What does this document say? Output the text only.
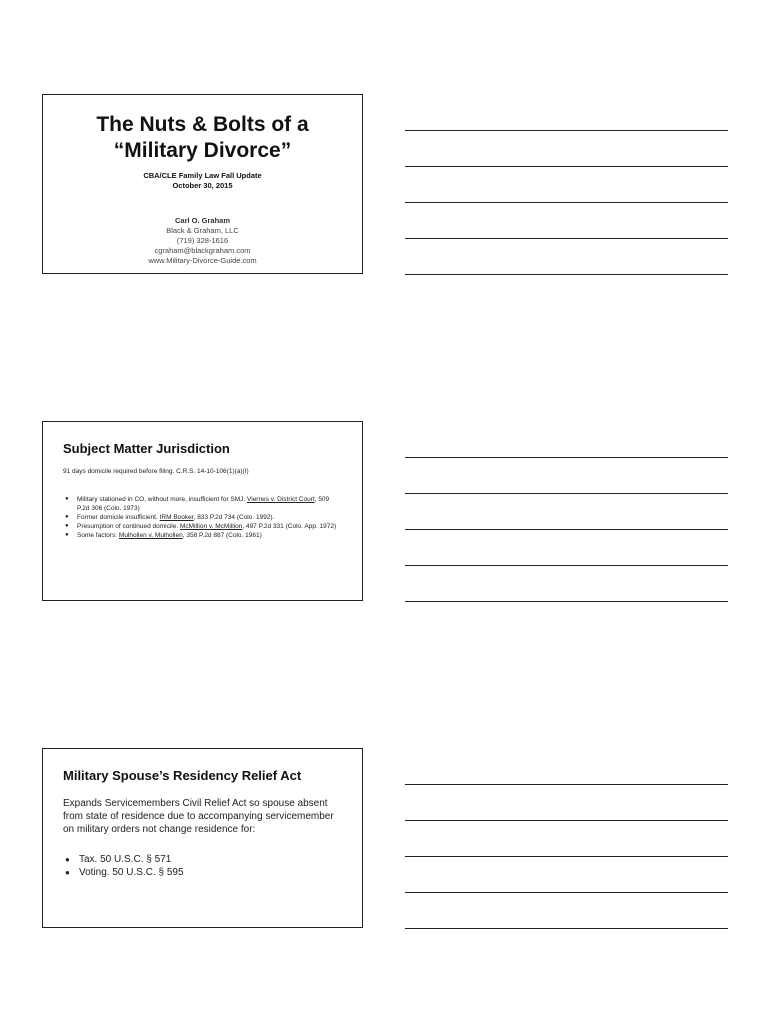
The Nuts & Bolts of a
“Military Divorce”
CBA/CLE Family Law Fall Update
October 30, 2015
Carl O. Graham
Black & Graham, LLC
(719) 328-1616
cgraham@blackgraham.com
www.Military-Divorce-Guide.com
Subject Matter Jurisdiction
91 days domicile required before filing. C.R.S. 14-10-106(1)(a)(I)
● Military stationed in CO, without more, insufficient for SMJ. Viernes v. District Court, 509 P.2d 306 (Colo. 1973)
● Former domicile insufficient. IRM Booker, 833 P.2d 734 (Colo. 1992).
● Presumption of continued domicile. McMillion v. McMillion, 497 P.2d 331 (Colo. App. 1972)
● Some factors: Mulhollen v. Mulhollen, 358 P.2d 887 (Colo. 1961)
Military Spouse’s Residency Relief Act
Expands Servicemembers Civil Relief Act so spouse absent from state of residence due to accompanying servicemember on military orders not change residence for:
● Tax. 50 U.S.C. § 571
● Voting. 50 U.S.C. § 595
...
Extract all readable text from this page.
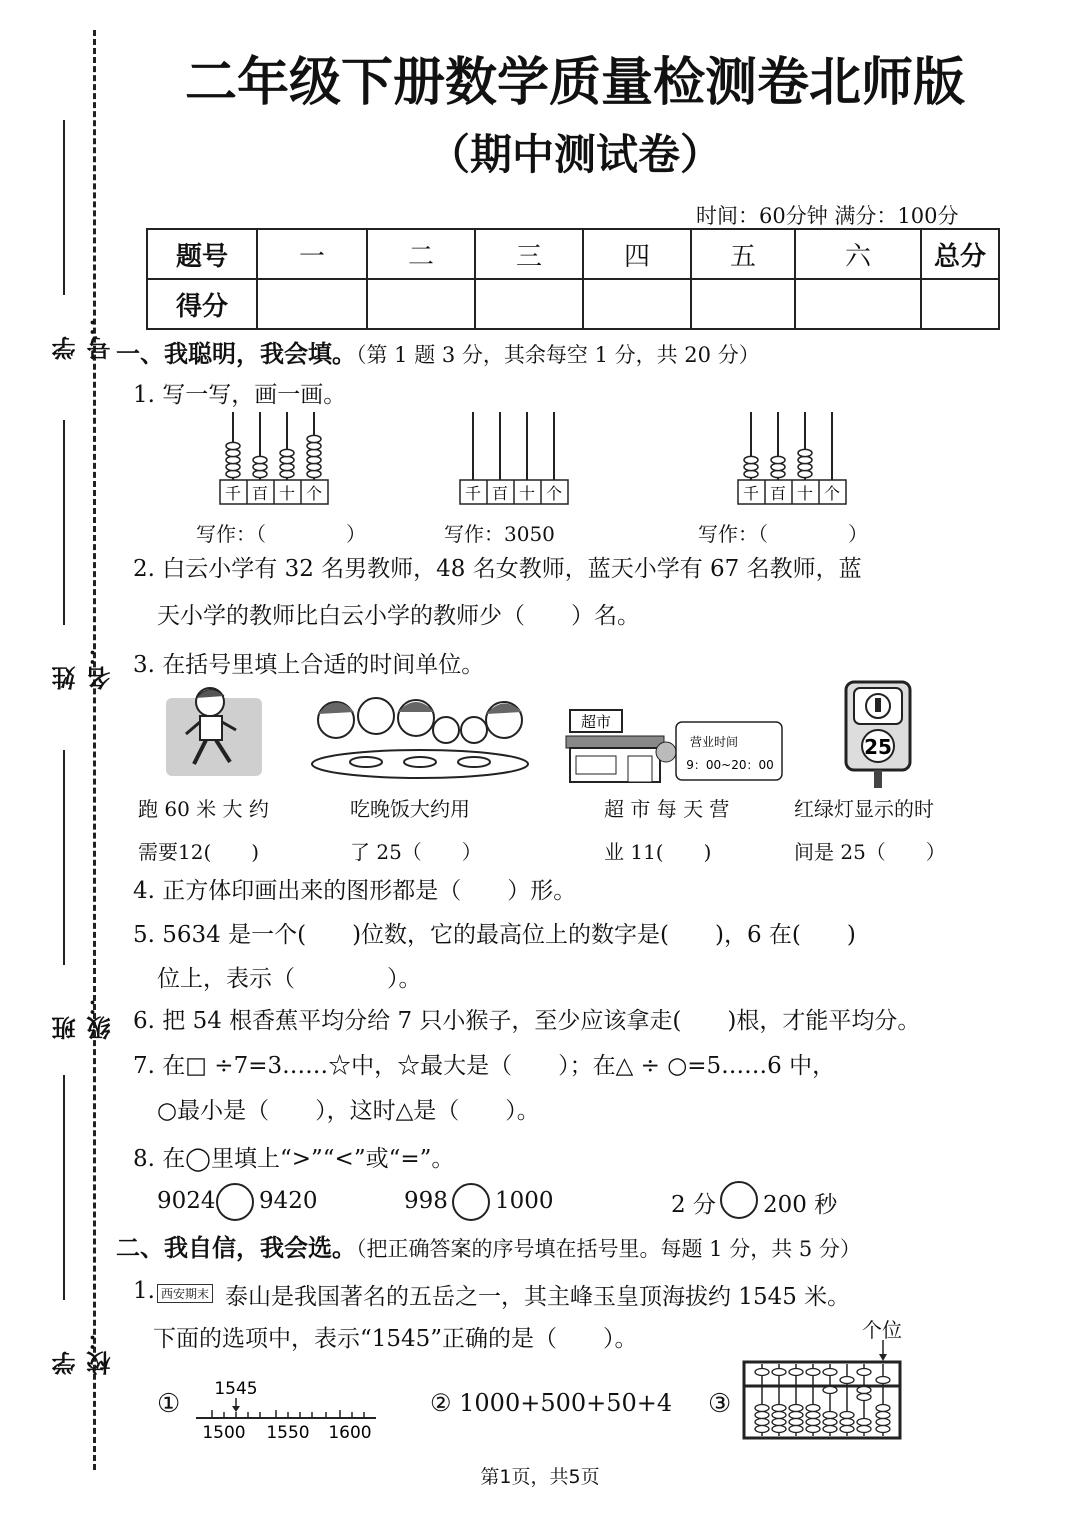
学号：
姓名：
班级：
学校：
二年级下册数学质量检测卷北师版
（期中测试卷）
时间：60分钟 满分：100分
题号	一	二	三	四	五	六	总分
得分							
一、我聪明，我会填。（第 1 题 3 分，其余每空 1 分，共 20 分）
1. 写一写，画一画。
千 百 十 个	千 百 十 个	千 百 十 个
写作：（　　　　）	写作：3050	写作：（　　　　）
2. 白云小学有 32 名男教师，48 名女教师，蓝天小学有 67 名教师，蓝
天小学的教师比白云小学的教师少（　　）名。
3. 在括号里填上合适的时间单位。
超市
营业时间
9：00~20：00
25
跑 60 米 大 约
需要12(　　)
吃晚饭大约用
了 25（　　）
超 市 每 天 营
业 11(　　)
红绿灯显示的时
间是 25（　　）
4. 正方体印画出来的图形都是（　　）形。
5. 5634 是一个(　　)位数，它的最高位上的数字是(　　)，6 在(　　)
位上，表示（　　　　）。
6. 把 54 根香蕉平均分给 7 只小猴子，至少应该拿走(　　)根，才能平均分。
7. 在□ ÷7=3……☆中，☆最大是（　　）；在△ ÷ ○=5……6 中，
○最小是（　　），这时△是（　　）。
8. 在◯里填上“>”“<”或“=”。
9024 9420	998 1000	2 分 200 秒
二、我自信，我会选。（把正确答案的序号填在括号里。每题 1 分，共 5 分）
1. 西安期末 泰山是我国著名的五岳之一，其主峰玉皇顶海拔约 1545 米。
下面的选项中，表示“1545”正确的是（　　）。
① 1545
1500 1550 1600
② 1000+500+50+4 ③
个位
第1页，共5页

*TASK INSTRUCTIONS:* Establish how many lines of the records contain the string "this" and state that number without elaboration.

*IN RESPONSE:* 2